**WHAT IS BEING ASKED:**
Restate, word for word, all of the material shown below.

(Collected data)
◇ ◇ ◇ ◇ ◇

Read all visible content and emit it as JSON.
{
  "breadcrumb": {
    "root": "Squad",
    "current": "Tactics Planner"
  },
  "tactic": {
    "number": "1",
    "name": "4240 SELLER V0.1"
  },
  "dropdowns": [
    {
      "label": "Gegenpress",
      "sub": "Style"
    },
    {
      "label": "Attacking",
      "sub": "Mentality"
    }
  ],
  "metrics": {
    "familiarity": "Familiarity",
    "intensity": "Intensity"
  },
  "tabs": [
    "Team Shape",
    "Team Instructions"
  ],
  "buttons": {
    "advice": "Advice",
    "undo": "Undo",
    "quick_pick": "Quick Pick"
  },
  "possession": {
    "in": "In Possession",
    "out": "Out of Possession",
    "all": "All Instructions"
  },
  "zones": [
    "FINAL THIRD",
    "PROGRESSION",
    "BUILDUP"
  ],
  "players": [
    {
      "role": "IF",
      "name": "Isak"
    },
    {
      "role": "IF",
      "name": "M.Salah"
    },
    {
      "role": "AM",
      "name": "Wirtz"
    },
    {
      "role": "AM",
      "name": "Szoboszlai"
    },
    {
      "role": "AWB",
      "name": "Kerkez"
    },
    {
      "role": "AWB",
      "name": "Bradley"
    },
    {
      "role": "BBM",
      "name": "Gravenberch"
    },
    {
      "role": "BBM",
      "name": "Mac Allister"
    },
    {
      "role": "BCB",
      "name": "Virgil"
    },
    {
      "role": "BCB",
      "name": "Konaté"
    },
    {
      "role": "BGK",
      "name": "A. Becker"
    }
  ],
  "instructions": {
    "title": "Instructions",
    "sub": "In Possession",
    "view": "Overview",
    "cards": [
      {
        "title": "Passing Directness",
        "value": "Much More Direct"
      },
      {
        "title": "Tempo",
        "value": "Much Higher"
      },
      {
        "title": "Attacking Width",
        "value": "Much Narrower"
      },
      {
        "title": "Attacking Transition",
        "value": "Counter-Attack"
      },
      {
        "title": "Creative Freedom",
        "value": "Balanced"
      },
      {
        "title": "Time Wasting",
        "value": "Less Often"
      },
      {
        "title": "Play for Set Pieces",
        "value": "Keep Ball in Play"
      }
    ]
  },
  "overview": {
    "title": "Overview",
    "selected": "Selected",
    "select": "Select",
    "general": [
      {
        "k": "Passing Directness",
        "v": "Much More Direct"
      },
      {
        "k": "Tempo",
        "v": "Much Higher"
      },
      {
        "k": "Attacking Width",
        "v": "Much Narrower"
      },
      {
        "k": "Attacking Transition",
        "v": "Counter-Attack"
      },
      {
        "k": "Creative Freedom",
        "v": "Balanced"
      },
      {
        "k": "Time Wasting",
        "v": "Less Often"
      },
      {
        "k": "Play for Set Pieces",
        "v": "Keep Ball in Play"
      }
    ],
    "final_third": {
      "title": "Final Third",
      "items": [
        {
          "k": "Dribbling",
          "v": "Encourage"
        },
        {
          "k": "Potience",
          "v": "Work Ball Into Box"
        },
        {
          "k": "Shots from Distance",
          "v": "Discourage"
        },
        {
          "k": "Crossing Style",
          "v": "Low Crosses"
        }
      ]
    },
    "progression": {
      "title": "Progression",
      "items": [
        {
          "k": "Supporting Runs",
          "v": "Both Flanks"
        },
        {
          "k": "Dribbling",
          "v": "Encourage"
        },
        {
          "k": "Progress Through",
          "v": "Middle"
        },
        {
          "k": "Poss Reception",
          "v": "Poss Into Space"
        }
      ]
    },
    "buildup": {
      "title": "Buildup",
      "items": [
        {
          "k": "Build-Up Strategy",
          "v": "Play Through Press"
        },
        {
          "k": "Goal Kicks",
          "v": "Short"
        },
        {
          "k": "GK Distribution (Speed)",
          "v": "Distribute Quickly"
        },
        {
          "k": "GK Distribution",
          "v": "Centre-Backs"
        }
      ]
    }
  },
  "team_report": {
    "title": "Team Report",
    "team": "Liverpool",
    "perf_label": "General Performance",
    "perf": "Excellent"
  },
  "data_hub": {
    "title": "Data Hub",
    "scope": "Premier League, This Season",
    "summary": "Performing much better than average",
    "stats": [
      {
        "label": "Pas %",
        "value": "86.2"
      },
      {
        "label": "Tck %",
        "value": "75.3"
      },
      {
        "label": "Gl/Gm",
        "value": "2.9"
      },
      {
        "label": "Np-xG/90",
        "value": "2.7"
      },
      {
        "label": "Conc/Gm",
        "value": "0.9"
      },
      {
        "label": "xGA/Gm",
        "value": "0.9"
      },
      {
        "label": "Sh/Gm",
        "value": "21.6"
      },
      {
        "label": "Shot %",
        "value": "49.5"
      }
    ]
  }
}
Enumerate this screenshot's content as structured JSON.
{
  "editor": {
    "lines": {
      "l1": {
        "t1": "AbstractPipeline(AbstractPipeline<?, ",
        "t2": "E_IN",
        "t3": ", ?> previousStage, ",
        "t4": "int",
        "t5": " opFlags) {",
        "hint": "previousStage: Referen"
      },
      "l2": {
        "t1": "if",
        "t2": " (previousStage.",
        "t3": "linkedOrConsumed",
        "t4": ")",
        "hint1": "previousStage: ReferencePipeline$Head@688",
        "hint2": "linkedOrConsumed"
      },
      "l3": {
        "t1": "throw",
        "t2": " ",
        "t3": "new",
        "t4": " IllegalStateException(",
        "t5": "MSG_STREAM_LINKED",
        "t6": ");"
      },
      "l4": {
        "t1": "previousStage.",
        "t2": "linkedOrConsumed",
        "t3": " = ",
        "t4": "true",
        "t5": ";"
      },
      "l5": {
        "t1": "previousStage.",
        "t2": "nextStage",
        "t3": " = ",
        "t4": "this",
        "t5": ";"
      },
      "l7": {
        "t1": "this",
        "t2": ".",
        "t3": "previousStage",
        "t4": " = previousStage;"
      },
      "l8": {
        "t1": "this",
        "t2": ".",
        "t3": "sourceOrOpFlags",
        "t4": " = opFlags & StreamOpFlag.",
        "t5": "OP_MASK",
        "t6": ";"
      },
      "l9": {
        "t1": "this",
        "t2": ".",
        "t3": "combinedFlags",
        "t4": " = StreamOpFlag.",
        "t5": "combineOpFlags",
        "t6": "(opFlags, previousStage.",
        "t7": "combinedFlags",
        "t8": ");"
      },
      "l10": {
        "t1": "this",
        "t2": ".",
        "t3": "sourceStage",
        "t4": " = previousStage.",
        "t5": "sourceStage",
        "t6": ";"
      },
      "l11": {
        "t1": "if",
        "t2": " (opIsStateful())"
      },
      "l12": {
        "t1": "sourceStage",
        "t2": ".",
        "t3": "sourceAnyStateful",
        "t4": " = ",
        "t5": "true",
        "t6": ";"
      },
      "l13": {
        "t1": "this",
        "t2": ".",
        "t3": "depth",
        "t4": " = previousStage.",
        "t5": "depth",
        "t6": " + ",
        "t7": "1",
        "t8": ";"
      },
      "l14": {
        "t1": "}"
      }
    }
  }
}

◇ ◇ ◇ ◇ ◇

**SOLUTION TO THIS EXERCISE:**
Read all visible content and emit it as JSON.
{
  "breadcrumb": {
    "root": "Squad",
    "current": "Tactics Planner"
  },
  "tactic": {
    "number": "1",
    "name": "4240 SELLER V0.1"
  },
  "dropdowns": [
    {
      "label": "Gegenpress",
      "sub": "Style"
    },
    {
      "label": "Attacking",
      "sub": "Mentality"
    }
  ],
  "metrics": {
    "familiarity": "Familiarity",
    "intensity": "Intensity"
  },
  "tabs": [
    "Team Shape",
    "Team Instructions"
  ],
  "buttons": {
    "advice": "Advice",
    "undo": "Undo",
    "quick_pick": "Quick Pick"
  },
  "possession": {
    "in": "In Possession",
    "out": "Out of Possession",
    "all": "All Instructions"
  },
  "zones": [
    "FINAL THIRD",
    "PROGRESSION",
    "BUILDUP"
  ],
  "players": [
    {
      "role": "IF",
      "name": "Isak"
    },
    {
      "role": "IF",
      "name": "M.Salah"
    },
    {
      "role": "AM",
      "name": "Wirtz"
    },
    {
      "role": "AM",
      "name": "Szoboszlai"
    },
    {
      "role": "AWB",
      "name": "Kerkez"
    },
    {
      "role": "AWB",
      "name": "Bradley"
    },
    {
      "role": "BBM",
      "name": "Gravenberch"
    },
    {
      "role": "BBM",
      "name": "Mac Allister"
    },
    {
      "role": "BCB",
      "name": "Virgil"
    },
    {
      "role": "BCB",
      "name": "Konaté"
    },
    {
      "role": "BGK",
      "name": "A. Becker"
    }
  ],
  "instructions": {
    "title": "Instructions",
    "sub": "In Possession",
    "view": "Overview",
    "cards": [
      {
        "title": "Passing Directness",
        "value": "Much More Direct"
      },
      {
        "title": "Tempo",
        "value": "Much Higher"
      },
      {
        "title": "Attacking Width",
        "value": "Much Narrower"
      },
      {
        "title": "Attacking Transition",
        "value": "Counter-Attack"
      },
      {
        "title": "Creative Freedom",
        "value": "Balanced"
      },
      {
        "title": "Time Wasting",
        "value": "Less Often"
      },
      {
        "title": "Play for Set Pieces",
        "value": "Keep Ball in Play"
      }
    ]
  },
  "overview": {
    "title": "Overview",
    "selected": "Selected",
    "select": "Select",
    "general": [
      {
        "k": "Passing Directness",
        "v": "Much More Direct"
      },
      {
        "k": "Tempo",
        "v": "Much Higher"
      },
      {
        "k": "Attacking Width",
        "v": "Much Narrower"
      },
      {
        "k": "Attacking Transition",
        "v": "Counter-Attack"
      },
      {
        "k": "Creative Freedom",
        "v": "Balanced"
      },
      {
        "k": "Time Wasting",
        "v": "Less Often"
      },
      {
        "k": "Play for Set Pieces",
        "v": "Keep Ball in Play"
      }
    ],
    "final_third": {
      "title": "Final Third",
      "items": [
        {
          "k": "Dribbling",
          "v": "Encourage"
        },
        {
          "k": "Potience",
          "v": "Work Ball Into Box"
        },
        {
          "k": "Shots from Distance",
          "v": "Discourage"
        },
        {
          "k": "Crossing Style",
          "v": "Low Crosses"
        }
      ]
    },
    "progression": {
      "title": "Progression",
      "items": [
        {
          "k": "Supporting Runs",
          "v": "Both Flanks"
        },
        {
          "k": "Dribbling",
          "v": "Encourage"
        },
        {
          "k": "Progress Through",
          "v": "Middle"
        },
        {
          "k": "Poss Reception",
          "v": "Poss Into Space"
        }
      ]
    },
    "buildup": {
      "title": "Buildup",
      "items": [
        {
          "k": "Build-Up Strategy",
          "v": "Play Through Press"
        },
        {
          "k": "Goal Kicks",
          "v": "Short"
        },
        {
          "k": "GK Distribution (Speed)",
          "v": "Distribute Quickly"
        },
        {
          "k": "GK Distribution",
          "v": "Centre-Backs"
        }
      ]
    }
  },
  "team_report": {
    "title": "Team Report",
    "team": "Liverpool",
    "perf_label": "General Performance",
    "perf": "Excellent"
  },
  "data_hub": {
    "title": "Data Hub",
    "scope": "Premier League, This Season",
    "summary": "Performing much better than average",
    "stats": [
      {
        "label": "Pas %",
        "value": "86.2"
      },
      {
        "label": "Tck %",
        "value": "75.3"
      },
      {
        "label": "Gl/Gm",
        "value": "2.9"
      },
      {
        "label": "Np-xG/90",
        "value": "2.7"
      },
      {
        "label": "Conc/Gm",
        "value": "0.9"
      },
      {
        "label": "xGA/Gm",
        "value": "0.9"
      },
      {
        "label": "Sh/Gm",
        "value": "21.6"
      },
      {
        "label": "Shot %",
        "value": "49.5"
      }
    ]
  }
}
Enumerate this screenshot's content as structured JSON.
{
  "editor": {
    "lines": {
      "l1": {
        "t1": "AbstractPipeline(AbstractPipeline<?, ",
        "t2": "E_IN",
        "t3": ", ?> previousStage, ",
        "t4": "int",
        "t5": " opFlags) {",
        "hint": "previousStage: Referen"
      },
      "l2": {
        "t1": "if",
        "t2": " (previousStage.",
        "t3": "linkedOrConsumed",
        "t4": ")",
        "hint1": "previousStage: ReferencePipeline$Head@688",
        "hint2": "linkedOrConsumed"
      },
      "l3": {
        "t1": "throw",
        "t2": " ",
        "t3": "new",
        "t4": " IllegalStateException(",
        "t5": "MSG_STREAM_LINKED",
        "t6": ");"
      },
      "l4": {
        "t1": "previousStage.",
        "t2": "linkedOrConsumed",
        "t3": " = ",
        "t4": "true",
        "t5": ";"
      },
      "l5": {
        "t1": "previousStage.",
        "t2": "nextStage",
        "t3": " = ",
        "t4": "this",
        "t5": ";"
      },
      "l7": {
        "t1": "this",
        "t2": ".",
        "t3": "previousStage",
        "t4": " = previousStage;"
      },
      "l8": {
        "t1": "this",
        "t2": ".",
        "t3": "sourceOrOpFlags",
        "t4": " = opFlags & StreamOpFlag.",
        "t5": "OP_MASK",
        "t6": ";"
      },
      "l9": {
        "t1": "this",
        "t2": ".",
        "t3": "combinedFlags",
        "t4": " = StreamOpFlag.",
        "t5": "combineOpFlags",
        "t6": "(opFlags, previousStage.",
        "t7": "combinedFlags",
        "t8": ");"
      },
      "l10": {
        "t1": "this",
        "t2": ".",
        "t3": "sourceStage",
        "t4": " = previousStage.",
        "t5": "sourceStage",
        "t6": ";"
      },
      "l11": {
        "t1": "if",
        "t2": " (opIsStateful())"
      },
      "l12": {
        "t1": "sourceStage",
        "t2": ".",
        "t3": "sourceAnyStateful",
        "t4": " = ",
        "t5": "true",
        "t6": ";"
      },
      "l13": {
        "t1": "this",
        "t2": ".",
        "t3": "depth",
        "t4": " = previousStage.",
        "t5": "depth",
        "t6": " + ",
        "t7": "1",
        "t8": ";"
      },
      "l14": {
        "t1": "}"
      }
    }
  }
}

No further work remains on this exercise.